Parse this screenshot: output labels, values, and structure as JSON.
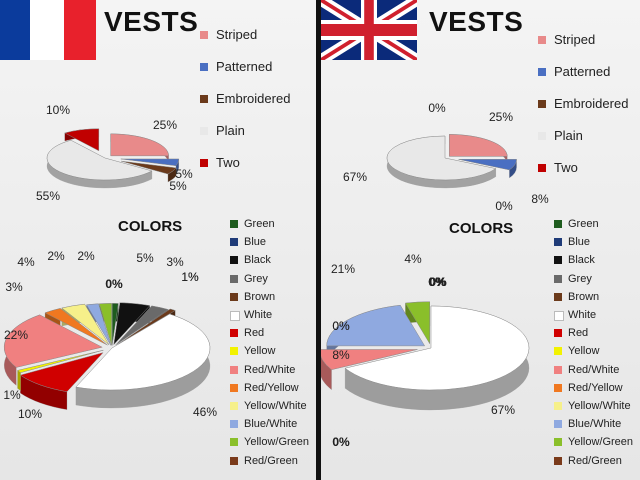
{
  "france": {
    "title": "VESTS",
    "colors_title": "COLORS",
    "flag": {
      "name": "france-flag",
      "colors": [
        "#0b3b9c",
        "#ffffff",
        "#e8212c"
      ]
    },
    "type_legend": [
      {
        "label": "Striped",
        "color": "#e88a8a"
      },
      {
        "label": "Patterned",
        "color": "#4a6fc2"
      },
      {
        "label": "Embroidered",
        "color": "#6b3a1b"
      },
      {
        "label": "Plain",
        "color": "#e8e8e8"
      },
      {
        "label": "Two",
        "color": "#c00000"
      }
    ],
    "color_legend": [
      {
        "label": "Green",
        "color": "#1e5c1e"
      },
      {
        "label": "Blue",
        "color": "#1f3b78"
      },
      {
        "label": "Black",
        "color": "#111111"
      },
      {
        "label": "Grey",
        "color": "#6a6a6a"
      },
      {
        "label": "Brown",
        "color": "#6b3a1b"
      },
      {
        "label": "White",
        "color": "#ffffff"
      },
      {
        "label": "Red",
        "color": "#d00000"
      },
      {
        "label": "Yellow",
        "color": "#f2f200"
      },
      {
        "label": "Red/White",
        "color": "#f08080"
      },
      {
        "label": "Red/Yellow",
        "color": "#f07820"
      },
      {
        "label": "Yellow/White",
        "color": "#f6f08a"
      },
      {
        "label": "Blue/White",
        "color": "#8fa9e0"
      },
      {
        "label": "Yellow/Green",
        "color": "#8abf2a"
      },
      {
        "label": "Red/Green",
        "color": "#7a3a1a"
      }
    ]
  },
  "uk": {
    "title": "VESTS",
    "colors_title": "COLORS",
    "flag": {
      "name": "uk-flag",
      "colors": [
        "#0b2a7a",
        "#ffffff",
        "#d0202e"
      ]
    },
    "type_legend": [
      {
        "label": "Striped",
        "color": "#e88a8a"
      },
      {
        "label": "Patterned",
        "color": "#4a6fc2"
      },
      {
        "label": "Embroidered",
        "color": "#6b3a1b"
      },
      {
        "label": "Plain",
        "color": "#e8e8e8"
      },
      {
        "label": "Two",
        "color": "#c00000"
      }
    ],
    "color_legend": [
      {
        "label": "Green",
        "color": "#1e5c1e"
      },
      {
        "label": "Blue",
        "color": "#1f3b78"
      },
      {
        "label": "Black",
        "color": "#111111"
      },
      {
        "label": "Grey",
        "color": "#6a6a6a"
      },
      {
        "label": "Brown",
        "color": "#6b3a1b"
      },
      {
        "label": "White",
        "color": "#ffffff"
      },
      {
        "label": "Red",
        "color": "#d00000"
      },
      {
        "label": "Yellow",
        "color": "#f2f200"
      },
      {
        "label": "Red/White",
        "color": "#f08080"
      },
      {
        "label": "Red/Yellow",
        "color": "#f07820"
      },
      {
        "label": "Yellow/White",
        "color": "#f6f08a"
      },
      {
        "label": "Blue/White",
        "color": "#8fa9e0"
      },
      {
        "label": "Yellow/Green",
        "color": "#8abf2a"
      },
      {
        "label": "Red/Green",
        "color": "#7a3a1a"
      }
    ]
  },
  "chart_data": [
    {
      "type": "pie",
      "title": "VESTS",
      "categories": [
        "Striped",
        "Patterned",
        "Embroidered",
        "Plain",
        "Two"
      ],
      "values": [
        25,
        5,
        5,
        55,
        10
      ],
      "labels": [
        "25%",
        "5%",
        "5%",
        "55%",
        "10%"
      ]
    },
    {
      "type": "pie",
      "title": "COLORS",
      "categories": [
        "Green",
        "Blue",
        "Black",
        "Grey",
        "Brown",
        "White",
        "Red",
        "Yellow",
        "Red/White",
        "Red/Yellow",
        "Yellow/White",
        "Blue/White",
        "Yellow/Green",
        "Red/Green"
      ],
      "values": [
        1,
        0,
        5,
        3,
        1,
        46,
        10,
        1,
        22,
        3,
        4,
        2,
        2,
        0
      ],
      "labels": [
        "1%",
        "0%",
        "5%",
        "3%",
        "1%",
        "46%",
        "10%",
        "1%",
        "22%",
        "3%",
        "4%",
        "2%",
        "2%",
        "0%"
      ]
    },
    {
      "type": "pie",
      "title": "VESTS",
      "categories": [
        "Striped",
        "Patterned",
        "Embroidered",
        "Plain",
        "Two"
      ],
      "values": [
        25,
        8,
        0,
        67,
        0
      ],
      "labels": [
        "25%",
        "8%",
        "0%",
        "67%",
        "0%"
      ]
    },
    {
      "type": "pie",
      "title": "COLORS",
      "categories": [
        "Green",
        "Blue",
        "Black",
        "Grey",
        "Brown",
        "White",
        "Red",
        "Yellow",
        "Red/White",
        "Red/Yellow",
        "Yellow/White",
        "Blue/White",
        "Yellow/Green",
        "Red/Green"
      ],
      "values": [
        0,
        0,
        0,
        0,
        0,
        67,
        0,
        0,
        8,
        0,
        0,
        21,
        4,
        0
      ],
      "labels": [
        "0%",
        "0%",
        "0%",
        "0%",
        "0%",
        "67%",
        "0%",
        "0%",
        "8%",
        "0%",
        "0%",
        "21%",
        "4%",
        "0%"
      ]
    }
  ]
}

##########

SET TASK ->
Transcribe all the lines above exactly, apart from the pictures.

OUTPUT OF THE TASK ->
Parse this screenshot: output labels, values, and structure as JSON.
{
  "france": {
    "title": "VESTS",
    "colors_title": "COLORS",
    "flag": {
      "name": "france-flag",
      "colors": [
        "#0b3b9c",
        "#ffffff",
        "#e8212c"
      ]
    },
    "type_legend": [
      {
        "label": "Striped",
        "color": "#e88a8a"
      },
      {
        "label": "Patterned",
        "color": "#4a6fc2"
      },
      {
        "label": "Embroidered",
        "color": "#6b3a1b"
      },
      {
        "label": "Plain",
        "color": "#e8e8e8"
      },
      {
        "label": "Two",
        "color": "#c00000"
      }
    ],
    "color_legend": [
      {
        "label": "Green",
        "color": "#1e5c1e"
      },
      {
        "label": "Blue",
        "color": "#1f3b78"
      },
      {
        "label": "Black",
        "color": "#111111"
      },
      {
        "label": "Grey",
        "color": "#6a6a6a"
      },
      {
        "label": "Brown",
        "color": "#6b3a1b"
      },
      {
        "label": "White",
        "color": "#ffffff"
      },
      {
        "label": "Red",
        "color": "#d00000"
      },
      {
        "label": "Yellow",
        "color": "#f2f200"
      },
      {
        "label": "Red/White",
        "color": "#f08080"
      },
      {
        "label": "Red/Yellow",
        "color": "#f07820"
      },
      {
        "label": "Yellow/White",
        "color": "#f6f08a"
      },
      {
        "label": "Blue/White",
        "color": "#8fa9e0"
      },
      {
        "label": "Yellow/Green",
        "color": "#8abf2a"
      },
      {
        "label": "Red/Green",
        "color": "#7a3a1a"
      }
    ]
  },
  "uk": {
    "title": "VESTS",
    "colors_title": "COLORS",
    "flag": {
      "name": "uk-flag",
      "colors": [
        "#0b2a7a",
        "#ffffff",
        "#d0202e"
      ]
    },
    "type_legend": [
      {
        "label": "Striped",
        "color": "#e88a8a"
      },
      {
        "label": "Patterned",
        "color": "#4a6fc2"
      },
      {
        "label": "Embroidered",
        "color": "#6b3a1b"
      },
      {
        "label": "Plain",
        "color": "#e8e8e8"
      },
      {
        "label": "Two",
        "color": "#c00000"
      }
    ],
    "color_legend": [
      {
        "label": "Green",
        "color": "#1e5c1e"
      },
      {
        "label": "Blue",
        "color": "#1f3b78"
      },
      {
        "label": "Black",
        "color": "#111111"
      },
      {
        "label": "Grey",
        "color": "#6a6a6a"
      },
      {
        "label": "Brown",
        "color": "#6b3a1b"
      },
      {
        "label": "White",
        "color": "#ffffff"
      },
      {
        "label": "Red",
        "color": "#d00000"
      },
      {
        "label": "Yellow",
        "color": "#f2f200"
      },
      {
        "label": "Red/White",
        "color": "#f08080"
      },
      {
        "label": "Red/Yellow",
        "color": "#f07820"
      },
      {
        "label": "Yellow/White",
        "color": "#f6f08a"
      },
      {
        "label": "Blue/White",
        "color": "#8fa9e0"
      },
      {
        "label": "Yellow/Green",
        "color": "#8abf2a"
      },
      {
        "label": "Red/Green",
        "color": "#7a3a1a"
      }
    ]
  },
  "chart_data": [
    {
      "type": "pie",
      "title": "VESTS",
      "categories": [
        "Striped",
        "Patterned",
        "Embroidered",
        "Plain",
        "Two"
      ],
      "values": [
        25,
        5,
        5,
        55,
        10
      ],
      "labels": [
        "25%",
        "5%",
        "5%",
        "55%",
        "10%"
      ]
    },
    {
      "type": "pie",
      "title": "COLORS",
      "categories": [
        "Green",
        "Blue",
        "Black",
        "Grey",
        "Brown",
        "White",
        "Red",
        "Yellow",
        "Red/White",
        "Red/Yellow",
        "Yellow/White",
        "Blue/White",
        "Yellow/Green",
        "Red/Green"
      ],
      "values": [
        1,
        0,
        5,
        3,
        1,
        46,
        10,
        1,
        22,
        3,
        4,
        2,
        2,
        0
      ],
      "labels": [
        "1%",
        "0%",
        "5%",
        "3%",
        "1%",
        "46%",
        "10%",
        "1%",
        "22%",
        "3%",
        "4%",
        "2%",
        "2%",
        "0%"
      ]
    },
    {
      "type": "pie",
      "title": "VESTS",
      "categories": [
        "Striped",
        "Patterned",
        "Embroidered",
        "Plain",
        "Two"
      ],
      "values": [
        25,
        8,
        0,
        67,
        0
      ],
      "labels": [
        "25%",
        "8%",
        "0%",
        "67%",
        "0%"
      ]
    },
    {
      "type": "pie",
      "title": "COLORS",
      "categories": [
        "Green",
        "Blue",
        "Black",
        "Grey",
        "Brown",
        "White",
        "Red",
        "Yellow",
        "Red/White",
        "Red/Yellow",
        "Yellow/White",
        "Blue/White",
        "Yellow/Green",
        "Red/Green"
      ],
      "values": [
        0,
        0,
        0,
        0,
        0,
        67,
        0,
        0,
        8,
        0,
        0,
        21,
        4,
        0
      ],
      "labels": [
        "0%",
        "0%",
        "0%",
        "0%",
        "0%",
        "67%",
        "0%",
        "0%",
        "8%",
        "0%",
        "0%",
        "21%",
        "4%",
        "0%"
      ]
    }
  ]
}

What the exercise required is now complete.